YOUR OBJECTIVE
Each line of the data that includes the string "ylabel" is to be copied out.

SUPPLIED INFORMATION
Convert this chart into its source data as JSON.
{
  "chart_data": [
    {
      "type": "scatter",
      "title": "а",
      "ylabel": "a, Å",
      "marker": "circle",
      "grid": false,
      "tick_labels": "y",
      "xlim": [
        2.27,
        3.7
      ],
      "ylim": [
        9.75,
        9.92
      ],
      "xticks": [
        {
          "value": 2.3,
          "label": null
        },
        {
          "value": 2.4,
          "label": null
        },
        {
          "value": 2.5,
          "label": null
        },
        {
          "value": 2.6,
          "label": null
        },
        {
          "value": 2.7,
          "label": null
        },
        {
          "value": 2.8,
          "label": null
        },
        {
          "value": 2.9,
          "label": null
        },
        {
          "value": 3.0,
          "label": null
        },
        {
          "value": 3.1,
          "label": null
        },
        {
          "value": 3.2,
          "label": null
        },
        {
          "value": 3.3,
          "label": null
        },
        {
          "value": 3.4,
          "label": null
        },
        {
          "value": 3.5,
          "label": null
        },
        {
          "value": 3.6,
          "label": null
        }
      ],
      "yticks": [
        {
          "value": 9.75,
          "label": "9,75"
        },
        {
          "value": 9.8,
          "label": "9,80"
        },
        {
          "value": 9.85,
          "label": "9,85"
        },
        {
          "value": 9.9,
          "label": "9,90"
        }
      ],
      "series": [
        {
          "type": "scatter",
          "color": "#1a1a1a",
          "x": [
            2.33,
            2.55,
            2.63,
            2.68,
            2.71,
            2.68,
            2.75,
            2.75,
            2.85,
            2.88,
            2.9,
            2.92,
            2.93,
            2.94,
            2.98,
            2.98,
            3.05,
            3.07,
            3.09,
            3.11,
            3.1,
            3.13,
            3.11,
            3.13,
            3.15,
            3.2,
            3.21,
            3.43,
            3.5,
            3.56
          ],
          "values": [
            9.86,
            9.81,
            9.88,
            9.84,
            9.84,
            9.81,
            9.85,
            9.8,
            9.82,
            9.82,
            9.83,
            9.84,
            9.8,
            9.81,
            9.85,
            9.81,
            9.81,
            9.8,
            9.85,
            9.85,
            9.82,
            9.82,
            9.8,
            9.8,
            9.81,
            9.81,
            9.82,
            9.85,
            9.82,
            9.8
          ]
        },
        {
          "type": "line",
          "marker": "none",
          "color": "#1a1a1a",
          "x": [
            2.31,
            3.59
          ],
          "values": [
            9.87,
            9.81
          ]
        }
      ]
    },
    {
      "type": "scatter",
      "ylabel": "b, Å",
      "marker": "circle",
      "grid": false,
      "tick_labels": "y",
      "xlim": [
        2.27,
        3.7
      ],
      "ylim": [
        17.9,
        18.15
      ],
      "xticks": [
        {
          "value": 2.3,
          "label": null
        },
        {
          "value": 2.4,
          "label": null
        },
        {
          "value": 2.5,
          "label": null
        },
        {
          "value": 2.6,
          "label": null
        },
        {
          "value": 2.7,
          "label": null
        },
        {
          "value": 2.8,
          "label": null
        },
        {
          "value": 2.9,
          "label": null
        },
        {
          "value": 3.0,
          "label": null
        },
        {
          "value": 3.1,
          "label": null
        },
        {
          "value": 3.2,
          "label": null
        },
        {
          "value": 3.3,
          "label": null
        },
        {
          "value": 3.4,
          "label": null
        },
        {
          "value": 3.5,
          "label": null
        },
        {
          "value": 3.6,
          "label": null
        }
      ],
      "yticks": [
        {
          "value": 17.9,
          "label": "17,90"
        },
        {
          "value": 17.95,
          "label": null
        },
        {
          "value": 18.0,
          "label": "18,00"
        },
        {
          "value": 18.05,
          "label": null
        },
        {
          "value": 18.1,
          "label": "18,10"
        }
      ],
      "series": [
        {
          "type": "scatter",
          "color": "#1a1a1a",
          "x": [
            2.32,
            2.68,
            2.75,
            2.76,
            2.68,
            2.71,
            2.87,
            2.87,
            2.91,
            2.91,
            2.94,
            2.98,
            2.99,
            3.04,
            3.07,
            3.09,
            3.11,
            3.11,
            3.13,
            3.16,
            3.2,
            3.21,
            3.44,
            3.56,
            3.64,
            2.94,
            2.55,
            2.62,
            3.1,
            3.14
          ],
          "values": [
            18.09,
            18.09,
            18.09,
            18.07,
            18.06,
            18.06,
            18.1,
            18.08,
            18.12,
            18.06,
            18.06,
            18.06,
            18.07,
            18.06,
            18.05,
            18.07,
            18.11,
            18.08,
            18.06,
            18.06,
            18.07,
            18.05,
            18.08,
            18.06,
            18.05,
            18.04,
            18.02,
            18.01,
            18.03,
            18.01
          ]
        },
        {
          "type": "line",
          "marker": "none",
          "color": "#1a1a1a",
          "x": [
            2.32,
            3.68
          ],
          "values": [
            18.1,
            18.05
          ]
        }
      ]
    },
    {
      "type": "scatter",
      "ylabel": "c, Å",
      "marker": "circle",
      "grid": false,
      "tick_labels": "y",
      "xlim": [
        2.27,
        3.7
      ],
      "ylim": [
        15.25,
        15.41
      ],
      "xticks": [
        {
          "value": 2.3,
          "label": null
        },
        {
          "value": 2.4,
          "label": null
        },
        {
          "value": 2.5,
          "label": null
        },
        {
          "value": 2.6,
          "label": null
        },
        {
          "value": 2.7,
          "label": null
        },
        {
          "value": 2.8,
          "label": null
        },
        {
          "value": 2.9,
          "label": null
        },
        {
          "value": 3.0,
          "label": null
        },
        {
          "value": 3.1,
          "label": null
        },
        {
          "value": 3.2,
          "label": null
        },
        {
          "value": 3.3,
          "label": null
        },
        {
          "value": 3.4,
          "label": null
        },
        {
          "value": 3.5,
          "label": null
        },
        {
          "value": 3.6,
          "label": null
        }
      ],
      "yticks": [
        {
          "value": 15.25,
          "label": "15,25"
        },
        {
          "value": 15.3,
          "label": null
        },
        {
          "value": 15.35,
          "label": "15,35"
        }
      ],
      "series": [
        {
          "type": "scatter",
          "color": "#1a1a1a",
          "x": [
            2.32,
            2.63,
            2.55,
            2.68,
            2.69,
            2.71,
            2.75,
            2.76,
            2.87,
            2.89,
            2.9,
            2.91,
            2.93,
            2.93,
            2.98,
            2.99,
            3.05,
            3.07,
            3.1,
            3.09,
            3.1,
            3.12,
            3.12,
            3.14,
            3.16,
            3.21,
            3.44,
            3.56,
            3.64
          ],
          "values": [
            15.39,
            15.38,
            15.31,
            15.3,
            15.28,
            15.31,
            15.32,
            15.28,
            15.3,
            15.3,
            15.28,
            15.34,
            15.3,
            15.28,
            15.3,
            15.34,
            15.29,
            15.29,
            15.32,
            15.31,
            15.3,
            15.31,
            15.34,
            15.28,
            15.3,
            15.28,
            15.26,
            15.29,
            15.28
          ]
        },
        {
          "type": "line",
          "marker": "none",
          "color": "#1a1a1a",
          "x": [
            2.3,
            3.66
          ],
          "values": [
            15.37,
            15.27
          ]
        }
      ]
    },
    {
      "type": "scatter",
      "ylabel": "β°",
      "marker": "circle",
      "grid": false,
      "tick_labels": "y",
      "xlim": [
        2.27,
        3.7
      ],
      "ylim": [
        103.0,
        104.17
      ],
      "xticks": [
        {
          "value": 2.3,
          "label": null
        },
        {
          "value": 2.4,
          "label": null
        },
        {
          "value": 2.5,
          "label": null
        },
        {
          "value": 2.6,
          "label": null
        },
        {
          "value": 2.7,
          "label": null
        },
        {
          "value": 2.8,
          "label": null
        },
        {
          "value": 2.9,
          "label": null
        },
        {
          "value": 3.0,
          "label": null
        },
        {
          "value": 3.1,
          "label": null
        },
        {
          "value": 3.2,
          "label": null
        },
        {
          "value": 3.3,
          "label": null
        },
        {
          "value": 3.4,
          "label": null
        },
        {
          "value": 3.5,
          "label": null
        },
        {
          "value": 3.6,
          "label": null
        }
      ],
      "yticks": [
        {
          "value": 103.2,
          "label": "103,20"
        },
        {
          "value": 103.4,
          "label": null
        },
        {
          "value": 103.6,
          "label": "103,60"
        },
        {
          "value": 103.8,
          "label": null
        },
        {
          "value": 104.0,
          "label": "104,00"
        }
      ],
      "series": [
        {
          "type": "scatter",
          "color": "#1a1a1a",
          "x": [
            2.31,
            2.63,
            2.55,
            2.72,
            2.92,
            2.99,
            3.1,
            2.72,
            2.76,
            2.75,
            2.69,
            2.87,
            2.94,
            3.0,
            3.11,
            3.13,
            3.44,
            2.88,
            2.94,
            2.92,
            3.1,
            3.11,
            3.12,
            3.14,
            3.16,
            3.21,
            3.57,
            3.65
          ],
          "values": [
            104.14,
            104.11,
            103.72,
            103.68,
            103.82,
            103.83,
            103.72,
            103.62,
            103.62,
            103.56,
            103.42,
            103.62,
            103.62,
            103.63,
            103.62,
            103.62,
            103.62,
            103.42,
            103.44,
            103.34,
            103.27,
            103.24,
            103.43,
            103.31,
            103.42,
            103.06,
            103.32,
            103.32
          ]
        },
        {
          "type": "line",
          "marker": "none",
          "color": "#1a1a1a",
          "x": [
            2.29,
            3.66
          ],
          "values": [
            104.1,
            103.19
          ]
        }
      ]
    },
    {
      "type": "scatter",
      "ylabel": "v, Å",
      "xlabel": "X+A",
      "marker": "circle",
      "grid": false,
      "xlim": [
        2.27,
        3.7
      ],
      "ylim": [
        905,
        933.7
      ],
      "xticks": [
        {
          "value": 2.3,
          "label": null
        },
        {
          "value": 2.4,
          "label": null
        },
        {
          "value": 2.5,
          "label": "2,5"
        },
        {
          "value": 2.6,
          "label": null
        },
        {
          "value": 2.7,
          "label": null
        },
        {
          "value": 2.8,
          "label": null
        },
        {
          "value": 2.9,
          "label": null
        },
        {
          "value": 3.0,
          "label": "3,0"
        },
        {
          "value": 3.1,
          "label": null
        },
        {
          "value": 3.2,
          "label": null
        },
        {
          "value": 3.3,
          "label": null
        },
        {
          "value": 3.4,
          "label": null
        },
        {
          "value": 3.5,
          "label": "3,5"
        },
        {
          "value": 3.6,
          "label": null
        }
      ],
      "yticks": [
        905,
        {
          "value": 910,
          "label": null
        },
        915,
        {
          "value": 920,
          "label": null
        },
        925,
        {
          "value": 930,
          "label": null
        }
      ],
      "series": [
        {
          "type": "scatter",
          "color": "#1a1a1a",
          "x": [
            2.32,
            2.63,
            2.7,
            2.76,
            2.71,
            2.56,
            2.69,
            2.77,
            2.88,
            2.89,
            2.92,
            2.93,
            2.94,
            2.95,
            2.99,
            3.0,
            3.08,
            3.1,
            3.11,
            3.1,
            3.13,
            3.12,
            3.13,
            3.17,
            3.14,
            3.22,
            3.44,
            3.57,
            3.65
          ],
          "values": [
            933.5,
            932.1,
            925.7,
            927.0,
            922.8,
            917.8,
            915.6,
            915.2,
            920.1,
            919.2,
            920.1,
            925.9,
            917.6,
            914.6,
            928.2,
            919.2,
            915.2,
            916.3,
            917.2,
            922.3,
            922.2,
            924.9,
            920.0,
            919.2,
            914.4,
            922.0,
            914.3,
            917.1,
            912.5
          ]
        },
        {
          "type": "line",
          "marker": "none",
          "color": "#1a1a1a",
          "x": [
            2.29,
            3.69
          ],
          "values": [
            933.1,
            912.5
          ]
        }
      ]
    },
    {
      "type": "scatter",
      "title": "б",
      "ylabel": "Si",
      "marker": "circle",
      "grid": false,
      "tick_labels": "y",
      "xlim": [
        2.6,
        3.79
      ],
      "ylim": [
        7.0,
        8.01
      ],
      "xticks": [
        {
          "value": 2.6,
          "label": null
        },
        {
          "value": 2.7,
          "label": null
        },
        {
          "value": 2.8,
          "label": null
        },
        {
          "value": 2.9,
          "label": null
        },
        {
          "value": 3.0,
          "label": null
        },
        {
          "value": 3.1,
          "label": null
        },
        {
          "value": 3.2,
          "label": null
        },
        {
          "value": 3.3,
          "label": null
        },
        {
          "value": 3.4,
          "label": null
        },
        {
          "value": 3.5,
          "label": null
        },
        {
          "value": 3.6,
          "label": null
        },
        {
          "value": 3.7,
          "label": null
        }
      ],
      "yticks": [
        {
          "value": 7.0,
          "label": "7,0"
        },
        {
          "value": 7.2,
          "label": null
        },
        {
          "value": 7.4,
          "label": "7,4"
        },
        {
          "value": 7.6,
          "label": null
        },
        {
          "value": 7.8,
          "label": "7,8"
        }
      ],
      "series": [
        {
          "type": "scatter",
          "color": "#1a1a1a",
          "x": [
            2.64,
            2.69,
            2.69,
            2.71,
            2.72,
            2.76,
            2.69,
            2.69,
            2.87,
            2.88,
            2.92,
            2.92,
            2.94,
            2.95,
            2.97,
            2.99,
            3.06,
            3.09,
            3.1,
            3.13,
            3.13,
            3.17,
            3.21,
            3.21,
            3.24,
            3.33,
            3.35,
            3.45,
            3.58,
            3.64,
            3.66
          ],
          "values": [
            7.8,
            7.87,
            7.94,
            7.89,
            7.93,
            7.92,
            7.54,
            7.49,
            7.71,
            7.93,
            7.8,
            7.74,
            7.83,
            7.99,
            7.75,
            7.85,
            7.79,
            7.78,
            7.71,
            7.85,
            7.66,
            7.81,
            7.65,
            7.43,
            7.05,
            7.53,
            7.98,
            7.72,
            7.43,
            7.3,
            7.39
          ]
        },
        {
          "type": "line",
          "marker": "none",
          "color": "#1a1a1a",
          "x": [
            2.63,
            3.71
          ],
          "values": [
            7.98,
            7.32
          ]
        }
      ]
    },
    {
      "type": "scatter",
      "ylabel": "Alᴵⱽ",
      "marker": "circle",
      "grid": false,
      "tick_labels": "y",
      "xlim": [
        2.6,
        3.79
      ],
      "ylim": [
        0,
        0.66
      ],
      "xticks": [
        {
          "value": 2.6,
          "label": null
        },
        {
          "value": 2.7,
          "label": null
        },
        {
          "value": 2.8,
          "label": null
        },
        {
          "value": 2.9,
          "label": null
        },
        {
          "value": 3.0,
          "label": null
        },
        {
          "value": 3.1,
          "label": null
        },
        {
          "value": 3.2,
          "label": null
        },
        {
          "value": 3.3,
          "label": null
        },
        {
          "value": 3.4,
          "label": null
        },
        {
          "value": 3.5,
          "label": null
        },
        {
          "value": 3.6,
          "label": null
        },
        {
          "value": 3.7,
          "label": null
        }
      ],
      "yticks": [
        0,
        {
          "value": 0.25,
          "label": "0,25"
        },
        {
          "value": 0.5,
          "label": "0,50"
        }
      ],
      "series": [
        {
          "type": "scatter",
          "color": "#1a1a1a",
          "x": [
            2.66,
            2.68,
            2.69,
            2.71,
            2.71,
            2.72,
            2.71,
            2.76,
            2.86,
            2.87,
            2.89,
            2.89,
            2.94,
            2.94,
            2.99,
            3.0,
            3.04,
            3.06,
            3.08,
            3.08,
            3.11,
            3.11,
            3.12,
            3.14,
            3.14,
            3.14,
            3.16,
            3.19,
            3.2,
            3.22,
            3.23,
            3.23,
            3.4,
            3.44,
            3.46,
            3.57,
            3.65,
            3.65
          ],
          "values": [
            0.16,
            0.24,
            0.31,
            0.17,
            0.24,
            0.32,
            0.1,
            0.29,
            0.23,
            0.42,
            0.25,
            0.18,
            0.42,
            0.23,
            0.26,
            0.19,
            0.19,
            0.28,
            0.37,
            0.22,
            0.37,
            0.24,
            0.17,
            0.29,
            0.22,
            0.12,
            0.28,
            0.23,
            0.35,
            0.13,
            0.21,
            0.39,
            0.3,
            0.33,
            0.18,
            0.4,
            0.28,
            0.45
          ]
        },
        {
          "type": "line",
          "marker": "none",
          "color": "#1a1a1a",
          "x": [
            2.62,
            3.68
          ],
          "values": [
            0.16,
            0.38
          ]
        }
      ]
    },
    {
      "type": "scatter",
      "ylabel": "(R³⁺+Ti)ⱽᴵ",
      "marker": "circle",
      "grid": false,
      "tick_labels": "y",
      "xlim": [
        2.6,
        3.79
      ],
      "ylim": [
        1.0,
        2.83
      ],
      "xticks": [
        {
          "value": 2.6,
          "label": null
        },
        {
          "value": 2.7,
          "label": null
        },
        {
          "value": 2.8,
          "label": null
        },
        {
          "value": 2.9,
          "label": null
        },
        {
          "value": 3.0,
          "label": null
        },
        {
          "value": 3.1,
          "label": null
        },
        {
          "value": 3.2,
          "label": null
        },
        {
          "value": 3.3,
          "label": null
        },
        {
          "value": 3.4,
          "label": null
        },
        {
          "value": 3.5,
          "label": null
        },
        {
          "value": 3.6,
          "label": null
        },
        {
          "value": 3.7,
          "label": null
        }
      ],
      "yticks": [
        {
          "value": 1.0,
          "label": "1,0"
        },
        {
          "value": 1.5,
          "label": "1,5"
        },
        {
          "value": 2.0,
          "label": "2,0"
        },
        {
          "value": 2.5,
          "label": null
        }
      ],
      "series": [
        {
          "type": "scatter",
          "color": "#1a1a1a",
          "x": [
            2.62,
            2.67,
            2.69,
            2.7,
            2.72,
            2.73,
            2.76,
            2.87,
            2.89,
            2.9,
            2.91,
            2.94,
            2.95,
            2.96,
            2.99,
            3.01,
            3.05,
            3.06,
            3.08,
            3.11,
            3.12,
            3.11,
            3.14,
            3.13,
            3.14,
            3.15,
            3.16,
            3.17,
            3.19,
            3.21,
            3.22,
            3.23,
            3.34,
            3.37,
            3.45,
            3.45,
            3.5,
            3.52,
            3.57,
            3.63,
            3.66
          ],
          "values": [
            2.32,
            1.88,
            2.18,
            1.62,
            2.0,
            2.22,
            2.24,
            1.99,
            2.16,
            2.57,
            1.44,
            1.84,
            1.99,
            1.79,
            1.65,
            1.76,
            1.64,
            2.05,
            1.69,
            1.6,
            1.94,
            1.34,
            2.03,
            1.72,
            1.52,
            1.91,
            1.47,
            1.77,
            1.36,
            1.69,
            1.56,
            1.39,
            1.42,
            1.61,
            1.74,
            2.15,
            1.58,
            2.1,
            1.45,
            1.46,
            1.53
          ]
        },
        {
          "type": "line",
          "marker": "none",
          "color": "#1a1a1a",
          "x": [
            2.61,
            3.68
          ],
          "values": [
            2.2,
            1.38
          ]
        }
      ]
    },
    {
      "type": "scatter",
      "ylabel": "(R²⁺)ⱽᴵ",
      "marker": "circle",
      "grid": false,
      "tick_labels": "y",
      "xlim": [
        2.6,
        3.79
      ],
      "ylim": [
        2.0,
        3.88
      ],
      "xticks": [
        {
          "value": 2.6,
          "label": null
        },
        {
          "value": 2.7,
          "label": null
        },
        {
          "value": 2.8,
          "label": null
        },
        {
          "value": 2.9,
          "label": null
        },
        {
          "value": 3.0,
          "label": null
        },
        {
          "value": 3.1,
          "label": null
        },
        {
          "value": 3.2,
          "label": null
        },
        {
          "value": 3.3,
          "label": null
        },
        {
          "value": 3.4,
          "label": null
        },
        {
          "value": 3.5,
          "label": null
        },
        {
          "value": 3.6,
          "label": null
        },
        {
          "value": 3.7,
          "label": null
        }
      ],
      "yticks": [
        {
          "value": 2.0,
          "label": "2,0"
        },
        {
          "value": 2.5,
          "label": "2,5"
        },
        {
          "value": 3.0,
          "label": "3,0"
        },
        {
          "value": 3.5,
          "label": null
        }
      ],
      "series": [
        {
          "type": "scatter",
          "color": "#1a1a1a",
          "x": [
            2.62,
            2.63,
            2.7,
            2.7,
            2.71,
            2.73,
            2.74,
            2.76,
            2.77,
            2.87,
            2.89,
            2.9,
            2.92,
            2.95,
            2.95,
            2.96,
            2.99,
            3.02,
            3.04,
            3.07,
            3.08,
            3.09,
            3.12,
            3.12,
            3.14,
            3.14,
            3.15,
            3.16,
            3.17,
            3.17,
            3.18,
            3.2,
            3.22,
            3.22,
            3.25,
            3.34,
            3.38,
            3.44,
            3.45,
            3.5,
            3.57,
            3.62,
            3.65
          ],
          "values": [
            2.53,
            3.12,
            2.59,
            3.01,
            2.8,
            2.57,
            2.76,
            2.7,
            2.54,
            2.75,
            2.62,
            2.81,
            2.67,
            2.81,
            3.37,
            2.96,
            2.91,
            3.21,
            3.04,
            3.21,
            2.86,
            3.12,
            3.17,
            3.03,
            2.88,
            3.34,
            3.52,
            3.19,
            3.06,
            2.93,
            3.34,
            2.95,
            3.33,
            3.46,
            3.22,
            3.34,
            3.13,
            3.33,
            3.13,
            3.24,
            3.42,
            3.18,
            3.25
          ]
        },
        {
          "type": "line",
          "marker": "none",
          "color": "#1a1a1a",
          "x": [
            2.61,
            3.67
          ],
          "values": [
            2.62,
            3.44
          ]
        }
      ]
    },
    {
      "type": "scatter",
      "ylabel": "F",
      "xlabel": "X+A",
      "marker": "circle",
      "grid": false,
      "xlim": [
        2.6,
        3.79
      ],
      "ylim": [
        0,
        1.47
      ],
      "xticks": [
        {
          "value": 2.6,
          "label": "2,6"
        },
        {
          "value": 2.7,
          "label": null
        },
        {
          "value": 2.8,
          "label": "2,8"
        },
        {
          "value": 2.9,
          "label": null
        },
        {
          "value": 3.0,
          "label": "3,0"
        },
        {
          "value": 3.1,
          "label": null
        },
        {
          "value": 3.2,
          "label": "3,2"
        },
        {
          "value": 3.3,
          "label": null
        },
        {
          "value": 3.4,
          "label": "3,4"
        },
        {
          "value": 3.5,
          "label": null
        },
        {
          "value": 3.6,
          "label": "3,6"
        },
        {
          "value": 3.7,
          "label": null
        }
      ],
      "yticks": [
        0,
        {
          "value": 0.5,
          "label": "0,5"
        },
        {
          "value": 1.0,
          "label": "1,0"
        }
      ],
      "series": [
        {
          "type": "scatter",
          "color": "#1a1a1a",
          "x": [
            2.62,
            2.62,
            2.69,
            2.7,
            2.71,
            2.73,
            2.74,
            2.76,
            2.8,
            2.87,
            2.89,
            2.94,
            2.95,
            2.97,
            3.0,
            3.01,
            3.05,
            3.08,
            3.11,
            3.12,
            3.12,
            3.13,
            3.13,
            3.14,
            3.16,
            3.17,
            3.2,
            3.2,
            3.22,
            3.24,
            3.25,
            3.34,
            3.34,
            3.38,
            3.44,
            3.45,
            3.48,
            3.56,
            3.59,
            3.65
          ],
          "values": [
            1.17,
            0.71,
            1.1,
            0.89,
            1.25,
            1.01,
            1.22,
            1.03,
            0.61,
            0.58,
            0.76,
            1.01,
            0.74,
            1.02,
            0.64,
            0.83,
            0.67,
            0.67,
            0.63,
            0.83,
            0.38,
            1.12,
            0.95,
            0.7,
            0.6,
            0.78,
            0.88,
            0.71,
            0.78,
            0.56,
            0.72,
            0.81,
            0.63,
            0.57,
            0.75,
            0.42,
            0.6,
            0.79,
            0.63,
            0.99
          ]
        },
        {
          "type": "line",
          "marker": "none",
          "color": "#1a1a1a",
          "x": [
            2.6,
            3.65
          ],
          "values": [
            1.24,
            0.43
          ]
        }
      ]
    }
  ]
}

EXERCISE ANSWER
      "ylabel": "a, Å",
      "ylabel": "b, Å",
      "ylabel": "c, Å",
      "ylabel": "β°",
      "ylabel": "v, Å",
      "ylabel": "Si",
      "ylabel": "Alᴵⱽ",
      "ylabel": "(R³⁺+Ti)ⱽᴵ",
      "ylabel": "(R²⁺)ⱽᴵ",
      "ylabel": "F",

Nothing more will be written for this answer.